*What to work on:*
Collect all lines from the listing that include the string "Pesto".

=== Data shown ===

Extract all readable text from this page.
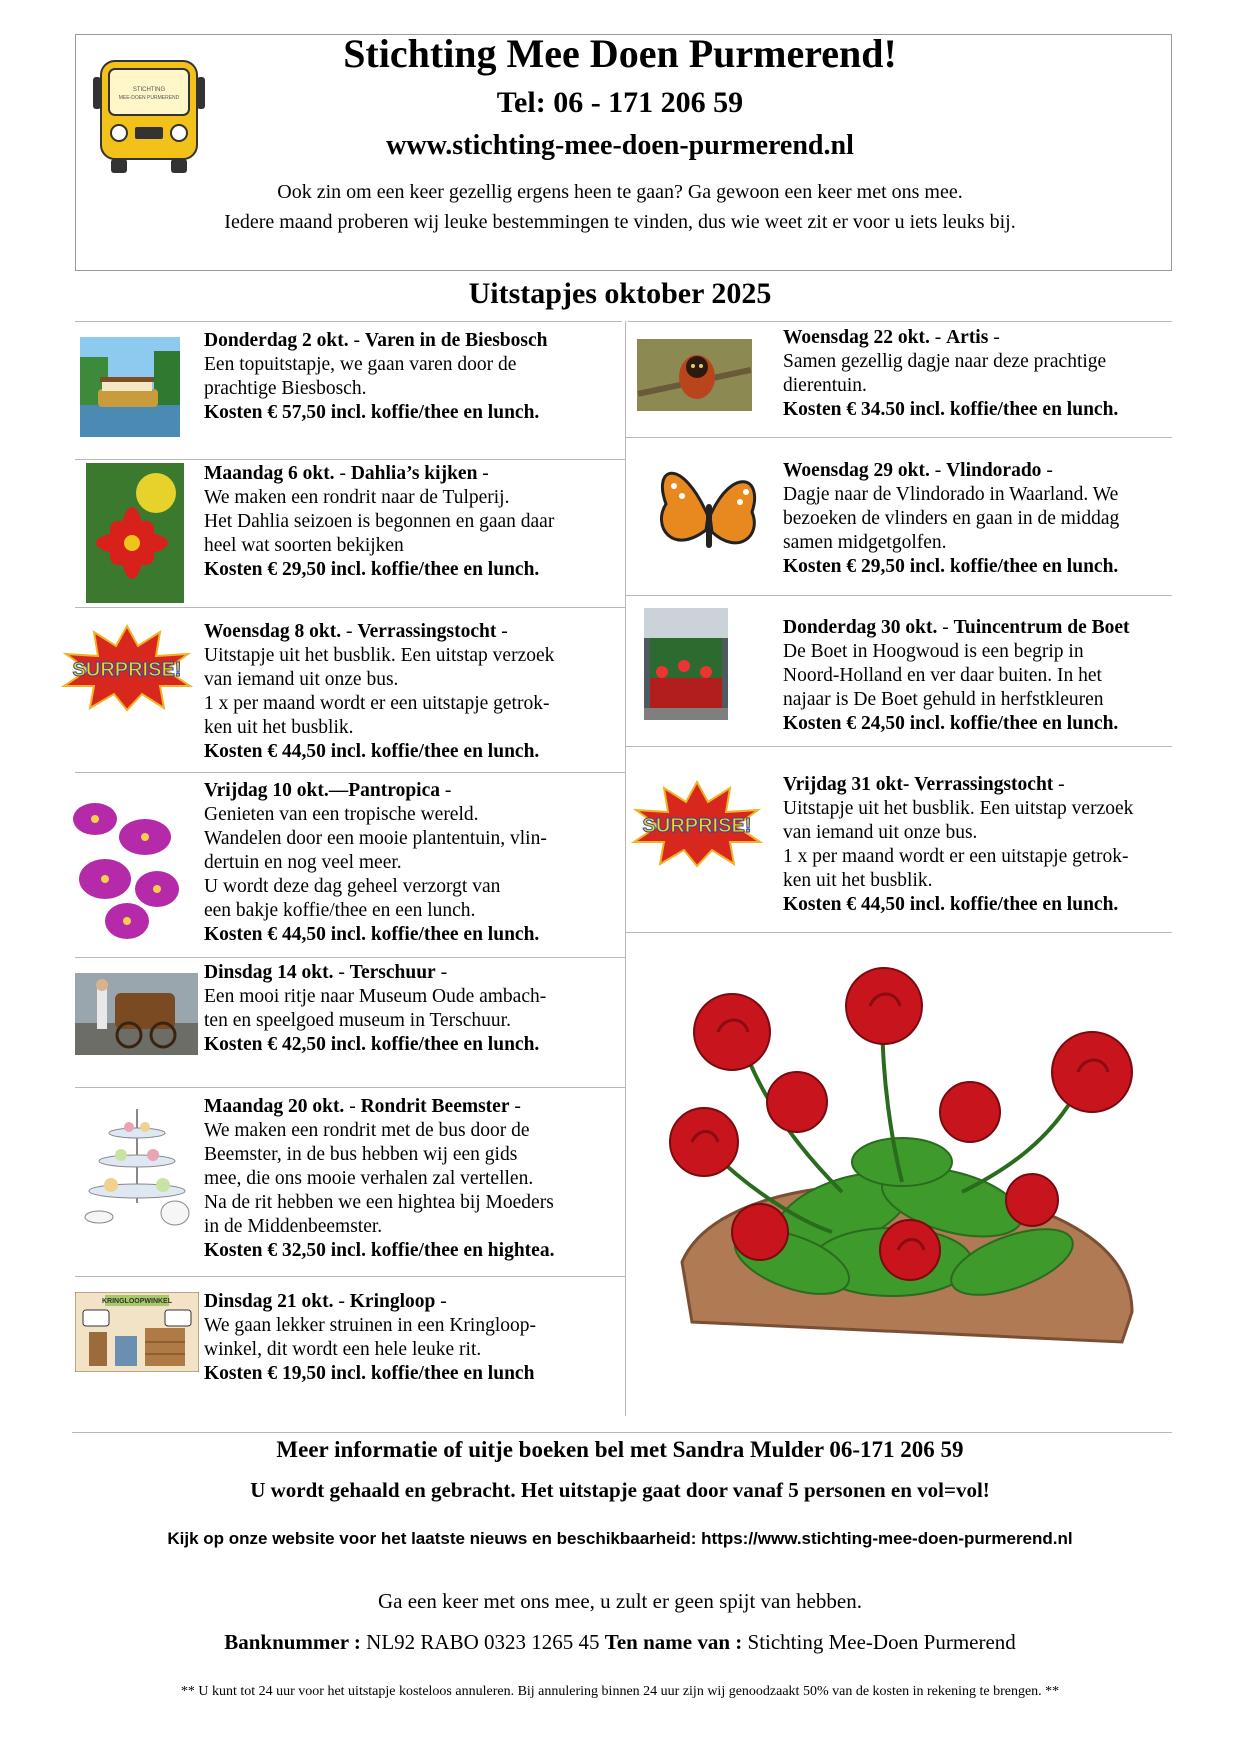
STICHTING
MEE-DOEN PURMEREND
Stichting Mee Doen Purmerend!
Tel: 06 - 171 206 59
www.stichting-mee-doen-purmerend.nl
Ook zin om een keer gezellig ergens heen te gaan? Ga gewoon een keer met ons mee.
Iedere maand proberen wij leuke bestemmingen te vinden, dus wie weet zit er voor u iets leuks bij.
Uitstapjes oktober 2025
SURPRISE!
KRINGLOOPWINKEL
SURPRISE!
Donderdag 2 okt. - Varen in de Biesbosch
Een topuitstapje, we gaan varen door de
prachtige Biesbosch.
Kosten € 57,50 incl. koffie/thee en lunch.
Maandag 6 okt. - Dahlia’s kijken -
We maken een rondrit naar de Tulperij.
Het Dahlia seizoen is begonnen en gaan daar
heel wat soorten bekijken
Kosten € 29,50 incl. koffie/thee en lunch.
Woensdag 8 okt. - Verrassingstocht -
Uitstapje uit het busblik. Een uitstap verzoek
van iemand uit onze bus.
1 x per maand wordt er een uitstapje getrok-
ken uit het busblik.
Kosten € 44,50 incl. koffie/thee en lunch.
Vrijdag 10 okt.—Pantropica -
Genieten van een tropische wereld.
Wandelen door een mooie plantentuin, vlin-
dertuin en nog veel meer.
U wordt deze dag geheel verzorgt van
een bakje koffie/thee en een lunch.
Kosten € 44,50 incl. koffie/thee en lunch.
Dinsdag 14 okt. - Terschuur -
Een mooi ritje naar Museum Oude ambach-
ten en speelgoed museum in Terschuur.
Kosten € 42,50 incl. koffie/thee en lunch.
Maandag 20 okt. - Rondrit Beemster -
We maken een rondrit met de bus door de
Beemster, in de bus hebben wij een gids
mee, die ons mooie verhalen zal vertellen.
Na de rit hebben we een hightea bij Moeders
in de Middenbeemster.
Kosten € 32,50 incl. koffie/thee en hightea.
Dinsdag 21 okt. - Kringloop -
We gaan lekker struinen in een Kringloop-
winkel, dit wordt een hele leuke rit.
Kosten € 19,50 incl. koffie/thee en lunch
Woensdag 22 okt. - Artis -
Samen gezellig dagje naar deze prachtige
dierentuin.
Kosten € 34.50 incl. koffie/thee en lunch.
Woensdag 29 okt. - Vlindorado -
Dagje naar de Vlindorado in Waarland. We
bezoeken de vlinders en gaan in de middag
samen midgetgolfen.
Kosten € 29,50 incl. koffie/thee en lunch.
Donderdag 30 okt. - Tuincentrum de Boet
De Boet in Hoogwoud is een begrip in
Noord-Holland en ver daar buiten. In het
najaar is De Boet gehuld in herfstkleuren
Kosten € 24,50 incl. koffie/thee en lunch.
Vrijdag 31 okt- Verrassingstocht -
Uitstapje uit het busblik. Een uitstap verzoek
van iemand uit onze bus.
1 x per maand wordt er een uitstapje getrok-
ken uit het busblik.
Kosten € 44,50 incl. koffie/thee en lunch.
Meer informatie of uitje boeken bel met Sandra Mulder 06-171 206 59
U wordt gehaald en gebracht. Het uitstapje gaat door vanaf 5 personen en vol=vol!
Kijk op onze website voor het laatste nieuws en beschikbaarheid: https://www.stichting-mee-doen-purmerend.nl
Ga een keer met ons mee, u zult er geen spijt van hebben.
Banknummer : NL92 RABO 0323 1265 45 Ten name van : Stichting Mee-Doen Purmerend
** U kunt tot 24 uur voor het uitstapje kosteloos annuleren. Bij annulering binnen 24 uur zijn wij genoodzaakt 50% van de kosten in rekening te brengen. **
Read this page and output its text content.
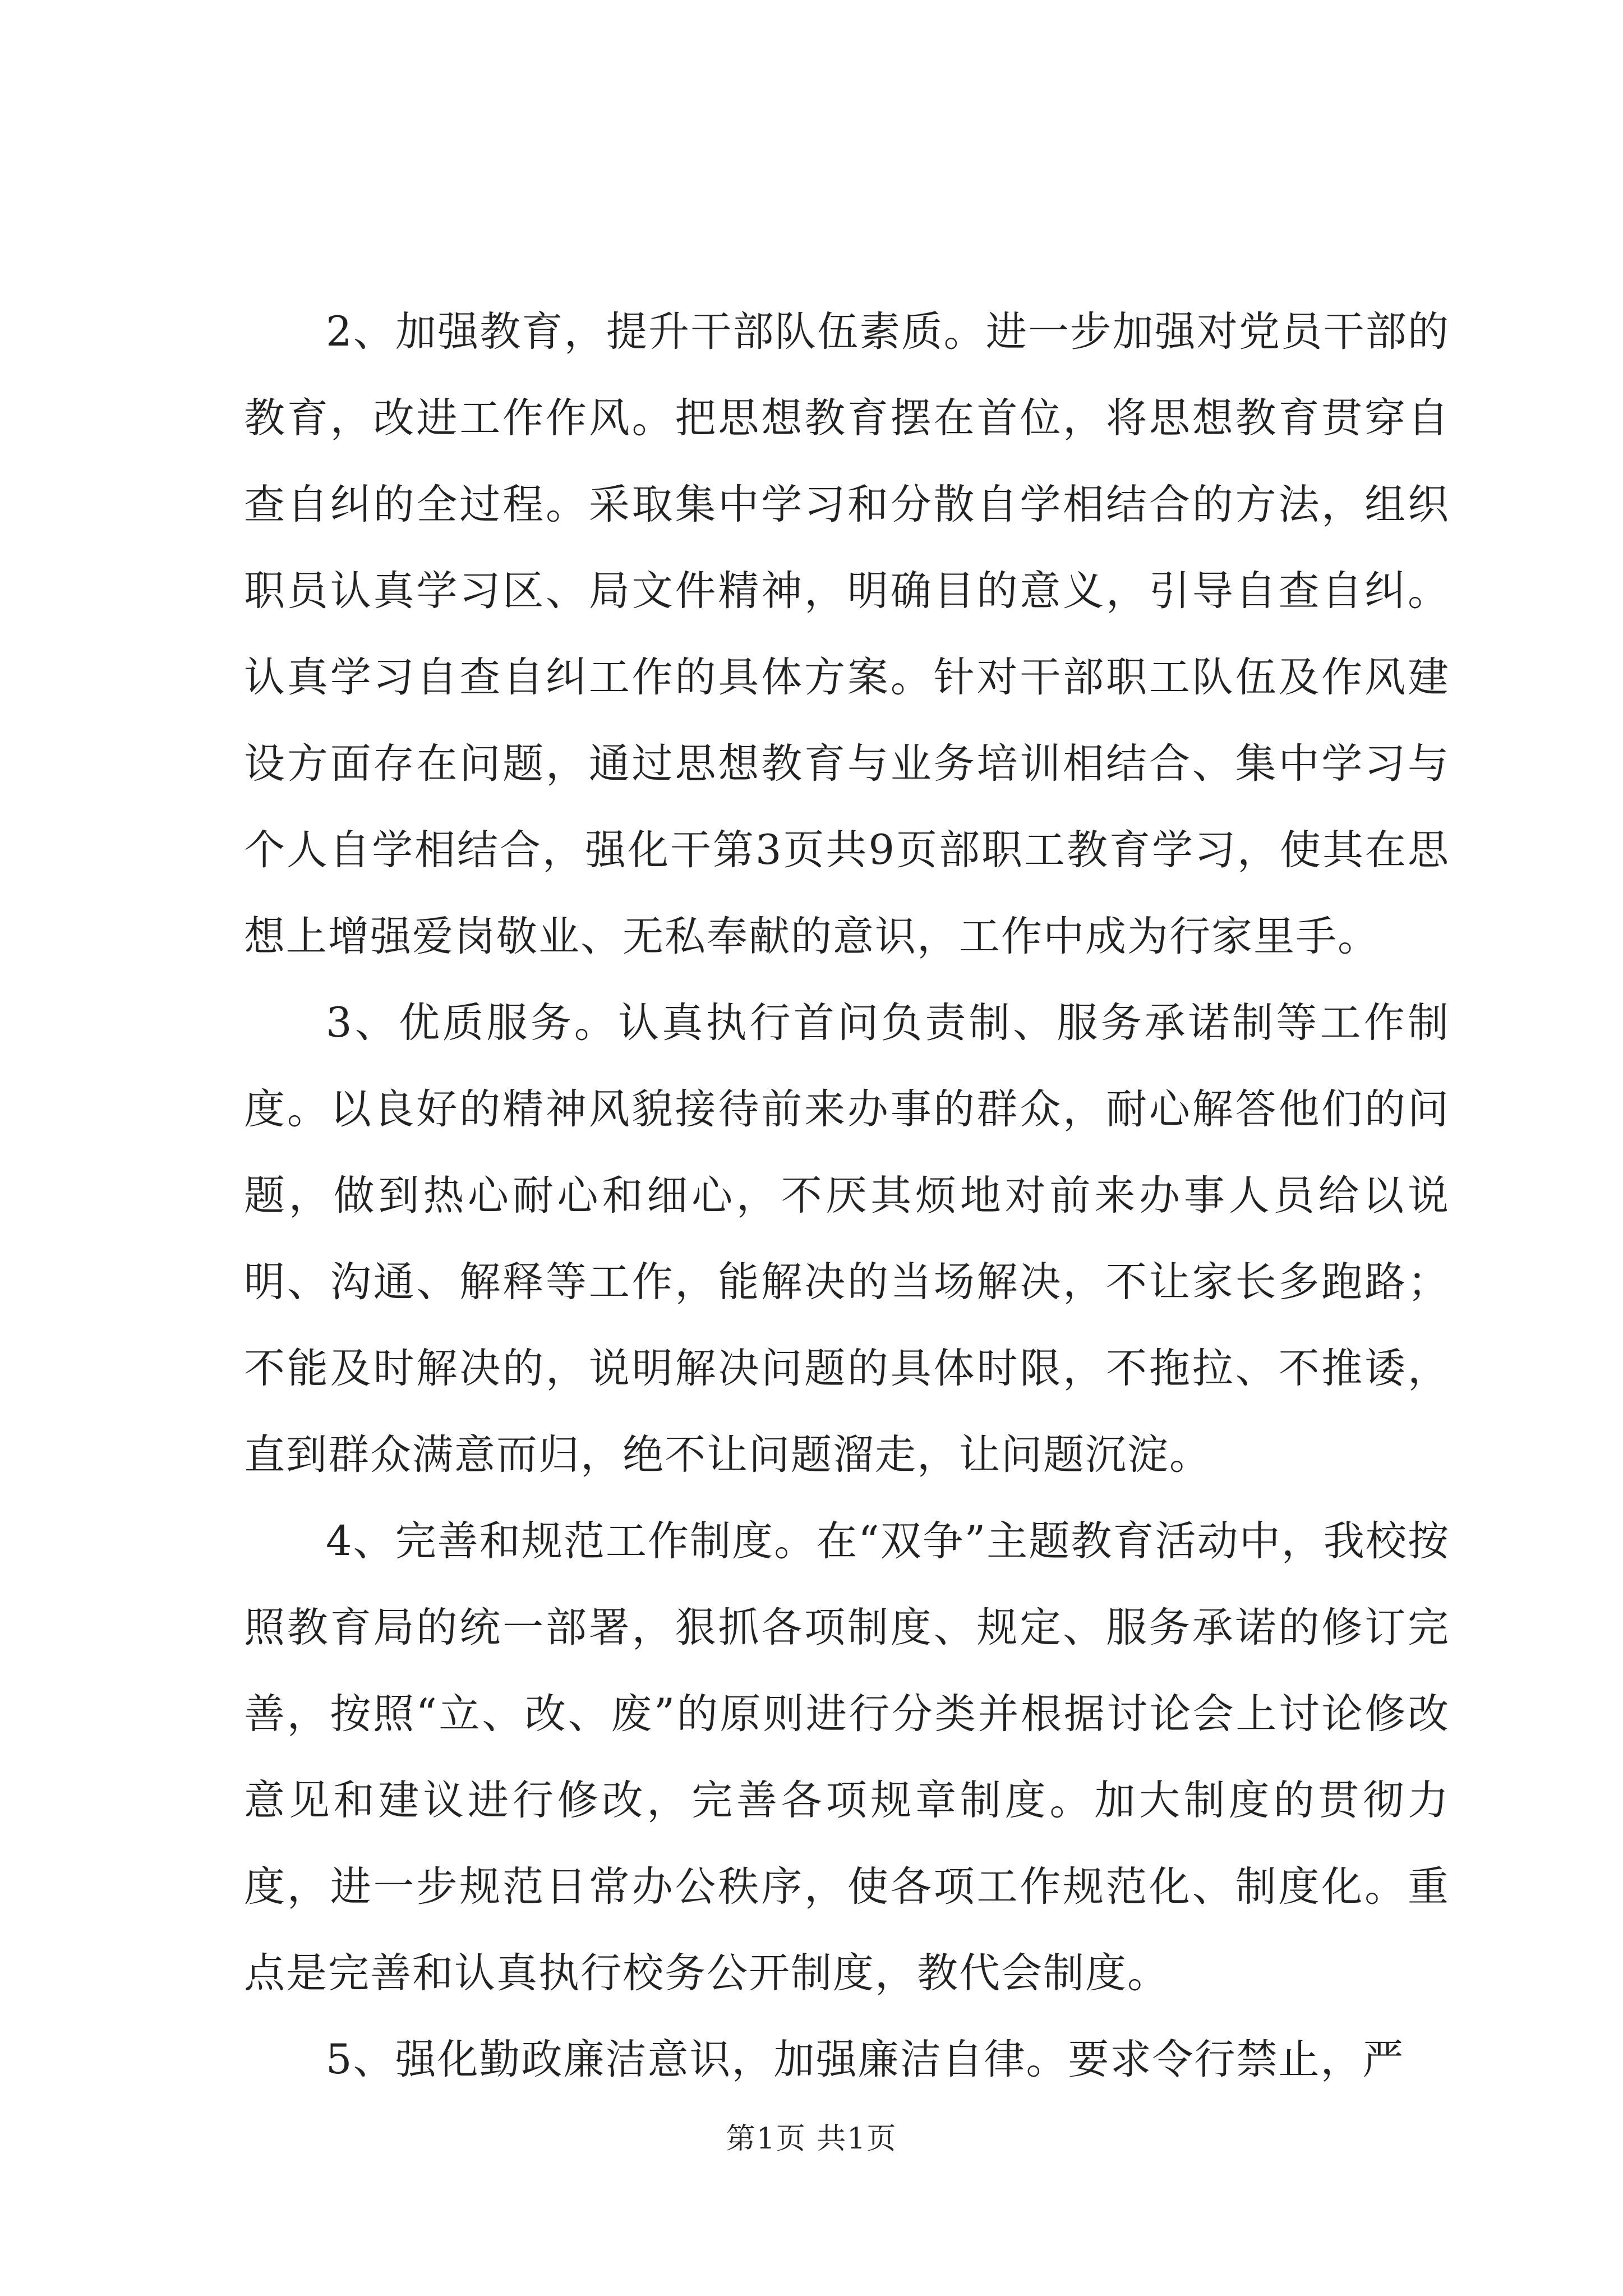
2、加强教育，提升干部队伍素质。进一步加强对党员干部的教育，改进工作作风。把思想教育摆在首位，将思想教育贯穿自查自纠的全过程。采取集中学习和分散自学相结合的方法，组织职员认真学习区、局文件精神，明确目的意义，引导自查自纠。认真学习自查自纠工作的具体方案。针对干部职工队伍及作风建设方面存在问题，通过思想教育与业务培训相结合、集中学习与个人自学相结合，强化干第3页共9页部职工教育学习，使其在思想上增强爱岗敬业、无私奉献的意识，工作中成为行家里手。

3、优质服务。认真执行首问负责制、服务承诺制等工作制度。以良好的精神风貌接待前来办事的群众，耐心解答他们的问题，做到热心耐心和细心，不厌其烦地对前来办事人员给以说明、沟通、解释等工作，能解决的当场解决，不让家长多跑路；不能及时解决的，说明解决问题的具体时限，不拖拉、不推诿，直到群众满意而归，绝不让问题溜走，让问题沉淀。

4、完善和规范工作制度。在“双争”主题教育活动中，我校按照教育局的统一部署，狠抓各项制度、规定、服务承诺的修订完善，按照“立、改、废”的原则进行分类并根据讨论会上讨论修改意见和建议进行修改，完善各项规章制度。加大制度的贯彻力度，进一步规范日常办公秩序，使各项工作规范化、制度化。重点是完善和认真执行校务公开制度，教代会制度。

5、强化勤政廉洁意识，加强廉洁自律。要求令行禁止，严

第1页 共1页
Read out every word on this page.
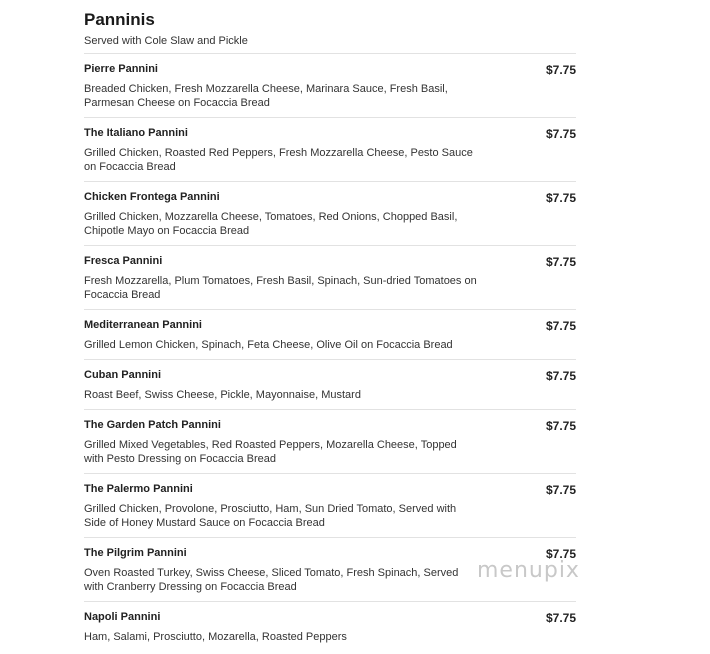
Panninis
Served with Cole Slaw and Pickle
Pierre Pannini	$7.75
Breaded Chicken, Fresh Mozzarella Cheese, Marinara Sauce, Fresh Basil, Parmesan Cheese on Focaccia Bread
The Italiano Pannini	$7.75
Grilled Chicken, Roasted Red Peppers, Fresh Mozzarella Cheese, Pesto Sauce on Focaccia Bread
Chicken Frontega Pannini	$7.75
Grilled Chicken, Mozzarella Cheese, Tomatoes, Red Onions, Chopped Basil, Chipotle Mayo on Focaccia Bread
Fresca Pannini	$7.75
Fresh Mozzarella, Plum Tomatoes, Fresh Basil, Spinach, Sun-dried Tomatoes on Focaccia Bread
Mediterranean Pannini	$7.75
Grilled Lemon Chicken, Spinach, Feta Cheese, Olive Oil on Focaccia Bread
Cuban Pannini	$7.75
Roast Beef, Swiss Cheese, Pickle, Mayonnaise, Mustard
The Garden Patch Pannini	$7.75
Grilled Mixed Vegetables, Red Roasted Peppers, Mozarella Cheese, Topped with Pesto Dressing on Focaccia Bread
The Palermo Pannini	$7.75
Grilled Chicken, Provolone, Prosciutto, Ham, Sun Dried Tomato, Served with Side of Honey Mustard Sauce on Focaccia Bread
The Pilgrim Pannini	$7.75
Oven Roasted Turkey, Swiss Cheese, Sliced Tomato, Fresh Spinach, Served with Cranberry Dressing on Focaccia Bread
Napoli Pannini	$7.75
Ham, Salami, Prosciutto, Mozarella, Roasted Peppers
menupix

===

*Response:*
Grilled Chicken, Roasted Red Peppers, Fresh Mozzarella Cheese, Pesto Sauce on Focaccia Bread
Grilled Mixed Vegetables, Red Roasted Peppers, Mozarella Cheese, Topped with Pesto Dressing on Focaccia Bread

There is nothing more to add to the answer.